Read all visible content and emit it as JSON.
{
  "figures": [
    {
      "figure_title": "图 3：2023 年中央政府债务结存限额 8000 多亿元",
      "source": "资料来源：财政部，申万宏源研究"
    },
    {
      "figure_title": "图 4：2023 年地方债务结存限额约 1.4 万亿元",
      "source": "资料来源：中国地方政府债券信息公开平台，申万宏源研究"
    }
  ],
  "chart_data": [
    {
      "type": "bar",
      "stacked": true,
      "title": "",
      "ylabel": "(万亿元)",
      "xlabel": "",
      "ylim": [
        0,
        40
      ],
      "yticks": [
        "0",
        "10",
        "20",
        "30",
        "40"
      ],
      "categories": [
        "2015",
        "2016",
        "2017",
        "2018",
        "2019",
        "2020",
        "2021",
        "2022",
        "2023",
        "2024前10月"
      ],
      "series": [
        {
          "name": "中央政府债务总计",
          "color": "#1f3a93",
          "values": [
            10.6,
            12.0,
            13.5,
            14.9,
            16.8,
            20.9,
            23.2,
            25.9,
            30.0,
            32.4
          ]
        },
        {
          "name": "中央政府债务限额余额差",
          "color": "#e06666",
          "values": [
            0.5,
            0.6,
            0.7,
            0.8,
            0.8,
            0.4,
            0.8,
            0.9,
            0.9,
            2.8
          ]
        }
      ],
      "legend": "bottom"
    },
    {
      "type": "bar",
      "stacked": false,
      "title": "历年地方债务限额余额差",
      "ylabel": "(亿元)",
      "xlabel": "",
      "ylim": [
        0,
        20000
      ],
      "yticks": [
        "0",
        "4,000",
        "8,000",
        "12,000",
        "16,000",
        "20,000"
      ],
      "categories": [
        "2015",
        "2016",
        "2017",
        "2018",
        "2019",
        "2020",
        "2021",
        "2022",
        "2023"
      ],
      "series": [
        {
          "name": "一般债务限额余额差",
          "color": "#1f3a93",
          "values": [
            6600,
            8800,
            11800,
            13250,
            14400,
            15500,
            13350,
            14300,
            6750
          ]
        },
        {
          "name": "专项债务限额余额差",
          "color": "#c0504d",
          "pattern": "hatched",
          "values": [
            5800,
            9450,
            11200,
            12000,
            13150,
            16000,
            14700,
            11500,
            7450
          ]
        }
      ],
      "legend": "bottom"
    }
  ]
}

##########

● **Written task**: From the records above, pull out every line containing the word "申万宏源研究".

● **Exercise response**:
      "source": "资料来源：财政部，申万宏源研究"
      "source": "资料来源：中国地方政府债券信息公开平台，申万宏源研究"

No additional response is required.